* [ENTRIES]:
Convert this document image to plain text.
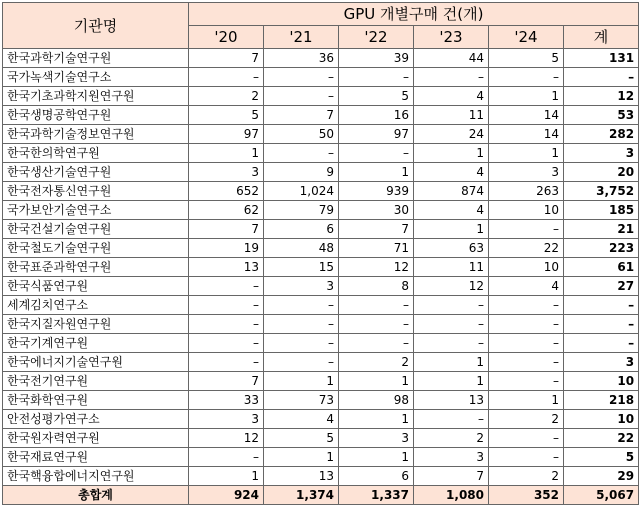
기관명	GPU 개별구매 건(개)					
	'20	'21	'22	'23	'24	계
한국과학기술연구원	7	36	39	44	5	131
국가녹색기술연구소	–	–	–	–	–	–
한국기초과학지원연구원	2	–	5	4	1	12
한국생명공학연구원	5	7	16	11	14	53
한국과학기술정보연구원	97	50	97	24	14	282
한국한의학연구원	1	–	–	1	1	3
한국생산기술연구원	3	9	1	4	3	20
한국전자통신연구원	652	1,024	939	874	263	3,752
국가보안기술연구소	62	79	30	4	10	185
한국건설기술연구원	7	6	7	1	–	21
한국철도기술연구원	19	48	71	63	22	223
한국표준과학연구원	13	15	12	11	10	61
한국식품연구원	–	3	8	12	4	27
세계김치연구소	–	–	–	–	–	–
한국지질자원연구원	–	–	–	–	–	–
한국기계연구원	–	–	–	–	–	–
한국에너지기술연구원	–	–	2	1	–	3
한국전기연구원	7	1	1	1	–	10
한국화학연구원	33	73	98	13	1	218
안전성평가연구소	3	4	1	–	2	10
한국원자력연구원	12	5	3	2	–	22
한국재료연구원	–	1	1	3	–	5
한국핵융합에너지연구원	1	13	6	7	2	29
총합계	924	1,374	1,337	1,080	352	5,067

---

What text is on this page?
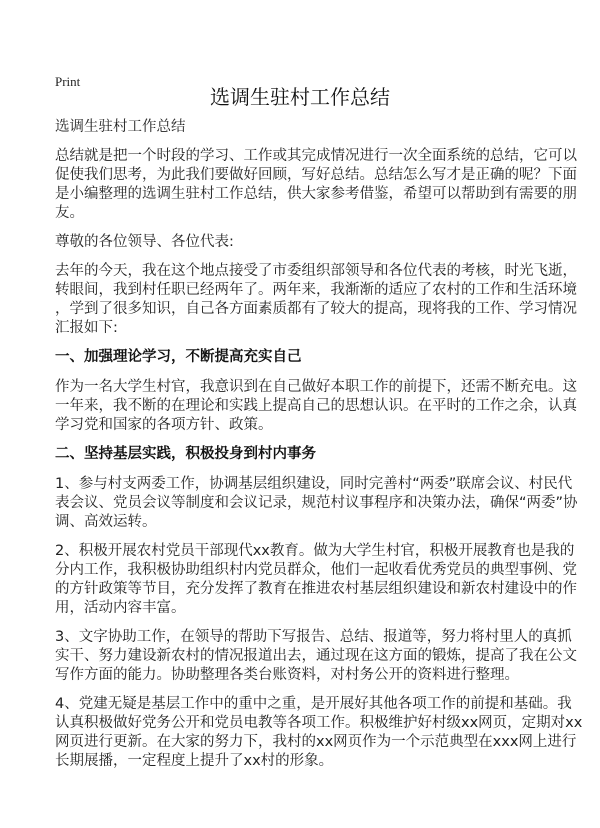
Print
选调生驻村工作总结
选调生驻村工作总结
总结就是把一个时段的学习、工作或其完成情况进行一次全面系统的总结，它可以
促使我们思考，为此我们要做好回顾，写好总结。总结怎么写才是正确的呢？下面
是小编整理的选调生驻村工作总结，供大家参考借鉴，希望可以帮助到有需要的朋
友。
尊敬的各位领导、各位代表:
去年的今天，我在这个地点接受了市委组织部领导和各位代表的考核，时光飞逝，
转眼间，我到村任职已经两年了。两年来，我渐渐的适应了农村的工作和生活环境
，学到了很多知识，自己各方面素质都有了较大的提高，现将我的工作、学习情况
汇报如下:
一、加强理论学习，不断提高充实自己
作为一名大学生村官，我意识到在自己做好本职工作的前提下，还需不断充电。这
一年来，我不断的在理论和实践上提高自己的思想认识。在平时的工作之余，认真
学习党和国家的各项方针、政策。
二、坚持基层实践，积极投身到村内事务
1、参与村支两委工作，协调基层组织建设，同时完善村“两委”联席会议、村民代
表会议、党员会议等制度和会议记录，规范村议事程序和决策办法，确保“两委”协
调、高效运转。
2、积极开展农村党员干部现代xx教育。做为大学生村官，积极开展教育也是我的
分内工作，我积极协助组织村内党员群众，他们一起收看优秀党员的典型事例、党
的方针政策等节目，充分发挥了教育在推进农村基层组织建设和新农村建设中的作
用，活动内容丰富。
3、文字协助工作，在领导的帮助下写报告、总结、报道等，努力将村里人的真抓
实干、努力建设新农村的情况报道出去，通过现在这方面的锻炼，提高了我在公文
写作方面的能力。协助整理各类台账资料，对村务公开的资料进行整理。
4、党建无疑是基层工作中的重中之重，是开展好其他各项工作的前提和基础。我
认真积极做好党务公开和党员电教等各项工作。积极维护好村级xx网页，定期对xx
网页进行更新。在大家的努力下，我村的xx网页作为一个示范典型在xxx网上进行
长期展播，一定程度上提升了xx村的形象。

* [EXERCISE REQUIREMENTS]: Pick out every line above that contains the word "this" and copy it.

* [FINISHED EXERCISE]:
Convert this document image to plain text.
What text is on this page?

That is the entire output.